[BEGIN SUPPLIED MATERIAL]

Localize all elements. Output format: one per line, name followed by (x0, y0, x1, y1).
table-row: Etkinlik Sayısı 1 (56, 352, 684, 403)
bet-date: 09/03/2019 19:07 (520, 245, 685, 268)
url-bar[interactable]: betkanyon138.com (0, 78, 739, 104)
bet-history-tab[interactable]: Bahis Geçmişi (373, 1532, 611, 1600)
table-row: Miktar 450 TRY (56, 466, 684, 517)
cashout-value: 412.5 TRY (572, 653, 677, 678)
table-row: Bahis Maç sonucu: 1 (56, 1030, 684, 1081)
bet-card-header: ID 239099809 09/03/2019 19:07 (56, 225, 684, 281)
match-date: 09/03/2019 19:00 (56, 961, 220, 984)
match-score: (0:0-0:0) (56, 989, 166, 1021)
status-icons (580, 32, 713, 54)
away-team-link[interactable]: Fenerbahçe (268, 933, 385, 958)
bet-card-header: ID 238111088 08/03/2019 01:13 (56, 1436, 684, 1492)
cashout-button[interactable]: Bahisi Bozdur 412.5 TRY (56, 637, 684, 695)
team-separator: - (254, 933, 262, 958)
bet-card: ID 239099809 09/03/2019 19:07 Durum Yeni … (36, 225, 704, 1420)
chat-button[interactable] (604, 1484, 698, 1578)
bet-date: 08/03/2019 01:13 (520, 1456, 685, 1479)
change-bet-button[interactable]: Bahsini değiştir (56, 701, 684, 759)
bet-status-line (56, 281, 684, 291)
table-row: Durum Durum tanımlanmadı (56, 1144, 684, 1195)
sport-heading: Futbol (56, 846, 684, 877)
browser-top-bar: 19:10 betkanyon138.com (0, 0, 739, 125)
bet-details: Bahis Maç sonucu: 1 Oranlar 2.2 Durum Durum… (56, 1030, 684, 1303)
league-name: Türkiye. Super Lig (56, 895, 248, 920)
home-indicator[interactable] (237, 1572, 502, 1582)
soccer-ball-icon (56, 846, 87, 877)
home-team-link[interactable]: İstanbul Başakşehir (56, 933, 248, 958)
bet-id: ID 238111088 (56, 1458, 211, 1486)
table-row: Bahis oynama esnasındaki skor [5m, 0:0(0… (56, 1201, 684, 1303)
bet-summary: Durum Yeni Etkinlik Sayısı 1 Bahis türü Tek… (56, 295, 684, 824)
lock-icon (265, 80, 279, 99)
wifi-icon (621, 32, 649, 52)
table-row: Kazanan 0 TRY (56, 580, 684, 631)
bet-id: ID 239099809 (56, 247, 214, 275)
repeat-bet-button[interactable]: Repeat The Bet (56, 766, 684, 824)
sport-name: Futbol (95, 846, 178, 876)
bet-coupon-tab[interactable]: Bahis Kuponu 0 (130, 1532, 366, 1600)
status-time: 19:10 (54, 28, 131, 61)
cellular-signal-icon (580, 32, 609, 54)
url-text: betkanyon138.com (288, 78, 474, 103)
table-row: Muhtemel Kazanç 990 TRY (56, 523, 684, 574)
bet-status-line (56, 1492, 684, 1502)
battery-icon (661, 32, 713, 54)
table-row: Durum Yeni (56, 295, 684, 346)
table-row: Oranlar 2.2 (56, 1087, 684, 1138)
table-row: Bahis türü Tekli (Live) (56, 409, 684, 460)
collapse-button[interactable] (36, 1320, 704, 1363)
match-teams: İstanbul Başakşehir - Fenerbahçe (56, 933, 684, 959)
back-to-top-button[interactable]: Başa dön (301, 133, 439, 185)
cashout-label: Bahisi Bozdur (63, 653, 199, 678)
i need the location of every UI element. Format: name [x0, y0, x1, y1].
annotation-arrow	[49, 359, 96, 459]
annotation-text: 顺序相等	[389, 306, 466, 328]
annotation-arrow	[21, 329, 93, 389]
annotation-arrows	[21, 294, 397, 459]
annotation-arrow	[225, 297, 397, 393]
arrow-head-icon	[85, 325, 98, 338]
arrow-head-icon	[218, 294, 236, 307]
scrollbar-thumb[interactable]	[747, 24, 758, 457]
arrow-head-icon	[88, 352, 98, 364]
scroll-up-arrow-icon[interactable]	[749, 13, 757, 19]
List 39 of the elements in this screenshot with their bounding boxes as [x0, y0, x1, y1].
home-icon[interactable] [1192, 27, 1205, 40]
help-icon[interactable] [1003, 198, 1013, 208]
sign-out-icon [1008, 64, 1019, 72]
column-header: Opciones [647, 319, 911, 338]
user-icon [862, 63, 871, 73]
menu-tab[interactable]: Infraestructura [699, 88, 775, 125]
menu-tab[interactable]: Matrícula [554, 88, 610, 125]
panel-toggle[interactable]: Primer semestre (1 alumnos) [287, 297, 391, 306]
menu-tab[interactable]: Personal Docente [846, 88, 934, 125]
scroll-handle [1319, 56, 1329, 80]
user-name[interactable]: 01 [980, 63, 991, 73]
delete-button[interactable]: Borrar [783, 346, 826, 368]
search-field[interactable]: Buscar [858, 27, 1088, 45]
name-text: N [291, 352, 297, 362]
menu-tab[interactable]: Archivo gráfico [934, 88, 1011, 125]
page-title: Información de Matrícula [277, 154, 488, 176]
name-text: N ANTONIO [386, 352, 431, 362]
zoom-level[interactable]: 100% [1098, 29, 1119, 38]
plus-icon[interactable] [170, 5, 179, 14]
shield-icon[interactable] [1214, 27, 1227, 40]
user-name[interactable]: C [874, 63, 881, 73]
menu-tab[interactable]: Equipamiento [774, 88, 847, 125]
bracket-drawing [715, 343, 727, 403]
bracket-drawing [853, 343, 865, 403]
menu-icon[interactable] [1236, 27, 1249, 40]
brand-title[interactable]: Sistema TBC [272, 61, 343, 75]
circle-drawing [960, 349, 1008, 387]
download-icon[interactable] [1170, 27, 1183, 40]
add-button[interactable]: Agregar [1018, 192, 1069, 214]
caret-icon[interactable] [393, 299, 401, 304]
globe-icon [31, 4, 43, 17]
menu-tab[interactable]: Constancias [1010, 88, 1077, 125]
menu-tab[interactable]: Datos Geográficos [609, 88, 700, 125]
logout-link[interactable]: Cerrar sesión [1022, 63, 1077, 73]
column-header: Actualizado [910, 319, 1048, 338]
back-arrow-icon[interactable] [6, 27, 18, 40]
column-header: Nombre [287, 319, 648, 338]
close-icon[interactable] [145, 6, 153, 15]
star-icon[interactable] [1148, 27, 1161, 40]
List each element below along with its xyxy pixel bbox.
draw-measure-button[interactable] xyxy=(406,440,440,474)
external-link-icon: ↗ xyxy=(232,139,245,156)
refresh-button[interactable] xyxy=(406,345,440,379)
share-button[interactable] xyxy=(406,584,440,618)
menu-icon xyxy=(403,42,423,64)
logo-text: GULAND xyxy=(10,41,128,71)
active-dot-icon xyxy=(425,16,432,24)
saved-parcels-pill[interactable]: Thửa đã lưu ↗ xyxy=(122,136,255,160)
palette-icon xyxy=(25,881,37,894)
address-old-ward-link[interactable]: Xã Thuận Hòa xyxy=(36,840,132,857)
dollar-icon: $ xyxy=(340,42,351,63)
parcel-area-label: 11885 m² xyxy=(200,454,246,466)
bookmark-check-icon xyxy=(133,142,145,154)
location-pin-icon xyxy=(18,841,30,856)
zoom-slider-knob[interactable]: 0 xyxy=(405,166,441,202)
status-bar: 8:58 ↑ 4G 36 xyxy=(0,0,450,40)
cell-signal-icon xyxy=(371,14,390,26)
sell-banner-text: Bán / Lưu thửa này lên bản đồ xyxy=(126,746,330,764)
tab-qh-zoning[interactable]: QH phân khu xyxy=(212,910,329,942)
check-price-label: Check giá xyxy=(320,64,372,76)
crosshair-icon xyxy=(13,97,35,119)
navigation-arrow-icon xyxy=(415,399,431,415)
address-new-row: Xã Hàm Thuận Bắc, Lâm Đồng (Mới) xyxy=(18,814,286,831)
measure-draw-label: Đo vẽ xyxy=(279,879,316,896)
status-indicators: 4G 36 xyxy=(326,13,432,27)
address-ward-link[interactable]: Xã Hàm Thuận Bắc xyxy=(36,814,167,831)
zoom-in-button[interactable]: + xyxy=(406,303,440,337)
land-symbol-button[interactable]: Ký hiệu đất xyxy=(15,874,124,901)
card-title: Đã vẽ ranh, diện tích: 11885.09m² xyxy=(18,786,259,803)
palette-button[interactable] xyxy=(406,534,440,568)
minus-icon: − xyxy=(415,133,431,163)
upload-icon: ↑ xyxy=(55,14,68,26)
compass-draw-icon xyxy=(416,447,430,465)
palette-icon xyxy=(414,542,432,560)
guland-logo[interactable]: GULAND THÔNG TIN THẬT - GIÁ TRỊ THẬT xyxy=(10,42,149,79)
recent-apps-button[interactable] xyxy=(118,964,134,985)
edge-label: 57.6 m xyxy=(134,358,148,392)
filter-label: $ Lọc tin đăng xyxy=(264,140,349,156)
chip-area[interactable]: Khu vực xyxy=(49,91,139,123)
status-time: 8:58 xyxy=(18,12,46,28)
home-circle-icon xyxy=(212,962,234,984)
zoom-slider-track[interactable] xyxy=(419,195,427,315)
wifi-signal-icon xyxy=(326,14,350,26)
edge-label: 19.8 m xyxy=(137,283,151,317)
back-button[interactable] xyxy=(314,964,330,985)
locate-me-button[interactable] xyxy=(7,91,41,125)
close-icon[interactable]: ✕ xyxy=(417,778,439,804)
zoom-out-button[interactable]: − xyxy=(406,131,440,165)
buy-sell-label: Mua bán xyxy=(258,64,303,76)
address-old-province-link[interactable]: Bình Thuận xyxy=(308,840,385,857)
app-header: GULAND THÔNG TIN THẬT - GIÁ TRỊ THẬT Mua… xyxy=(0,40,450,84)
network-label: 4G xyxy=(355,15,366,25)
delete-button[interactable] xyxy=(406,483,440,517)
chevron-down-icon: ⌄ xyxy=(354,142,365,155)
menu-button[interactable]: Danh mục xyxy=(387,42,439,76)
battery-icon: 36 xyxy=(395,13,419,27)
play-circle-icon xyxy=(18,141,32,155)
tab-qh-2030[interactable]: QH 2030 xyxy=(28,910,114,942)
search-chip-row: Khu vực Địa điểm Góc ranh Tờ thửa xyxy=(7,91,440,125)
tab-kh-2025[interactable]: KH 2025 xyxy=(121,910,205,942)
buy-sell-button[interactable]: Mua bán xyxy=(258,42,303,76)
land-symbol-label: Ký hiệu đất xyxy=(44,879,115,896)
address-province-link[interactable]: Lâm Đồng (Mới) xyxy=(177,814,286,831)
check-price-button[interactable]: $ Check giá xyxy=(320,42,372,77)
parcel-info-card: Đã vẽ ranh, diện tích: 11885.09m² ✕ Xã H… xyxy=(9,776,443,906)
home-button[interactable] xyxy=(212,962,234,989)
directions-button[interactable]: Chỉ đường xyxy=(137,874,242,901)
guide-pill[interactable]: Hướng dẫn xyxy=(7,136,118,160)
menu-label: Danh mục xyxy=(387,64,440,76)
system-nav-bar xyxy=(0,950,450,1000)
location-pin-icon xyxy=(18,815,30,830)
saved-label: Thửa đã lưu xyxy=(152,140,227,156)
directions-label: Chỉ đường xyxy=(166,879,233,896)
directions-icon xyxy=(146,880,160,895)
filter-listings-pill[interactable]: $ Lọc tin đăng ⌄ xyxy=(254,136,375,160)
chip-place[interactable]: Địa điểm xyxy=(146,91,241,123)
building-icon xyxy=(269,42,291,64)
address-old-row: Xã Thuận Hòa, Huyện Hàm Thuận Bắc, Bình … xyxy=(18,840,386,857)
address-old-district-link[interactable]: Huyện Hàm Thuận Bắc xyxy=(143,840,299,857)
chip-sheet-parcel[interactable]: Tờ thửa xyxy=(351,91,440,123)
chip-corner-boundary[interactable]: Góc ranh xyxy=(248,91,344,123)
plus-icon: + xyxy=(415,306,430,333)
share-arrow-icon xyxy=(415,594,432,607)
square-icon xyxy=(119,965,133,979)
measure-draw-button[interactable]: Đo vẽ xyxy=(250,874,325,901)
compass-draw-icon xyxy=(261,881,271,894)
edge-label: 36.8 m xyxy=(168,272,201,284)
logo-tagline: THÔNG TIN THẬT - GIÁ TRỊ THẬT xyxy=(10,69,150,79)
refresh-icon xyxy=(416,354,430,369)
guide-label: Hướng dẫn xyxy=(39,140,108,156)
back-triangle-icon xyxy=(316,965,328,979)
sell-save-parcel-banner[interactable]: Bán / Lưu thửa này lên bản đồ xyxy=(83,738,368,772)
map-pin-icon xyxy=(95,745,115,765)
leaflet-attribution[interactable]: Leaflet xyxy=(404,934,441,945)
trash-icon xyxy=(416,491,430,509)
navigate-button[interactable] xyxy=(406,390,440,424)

[END SUPPLIED MATERIAL]

WHAT IS EXPECTED.
Rewrite the lines from the first one through the line containing "match-date: 09/03/2019 19:00", replacing "table-row" with "data-row" and leaving everything else unchanged.

TASK ANSWER.
Localize all elements. Output format: one per line, name followed by (x0, y0, x1, y1).
data-row: Etkinlik Sayısı 1 (56, 352, 684, 403)
bet-date: 09/03/2019 19:07 (520, 245, 685, 268)
url-bar[interactable]: betkanyon138.com (0, 78, 739, 104)
bet-history-tab[interactable]: Bahis Geçmişi (373, 1532, 611, 1600)
data-row: Miktar 450 TRY (56, 466, 684, 517)
cashout-value: 412.5 TRY (572, 653, 677, 678)
data-row: Bahis Maç sonucu: 1 (56, 1030, 684, 1081)
bet-card-header: ID 239099809 09/03/2019 19:07 (56, 225, 684, 281)
match-date: 09/03/2019 19:00 (56, 961, 220, 984)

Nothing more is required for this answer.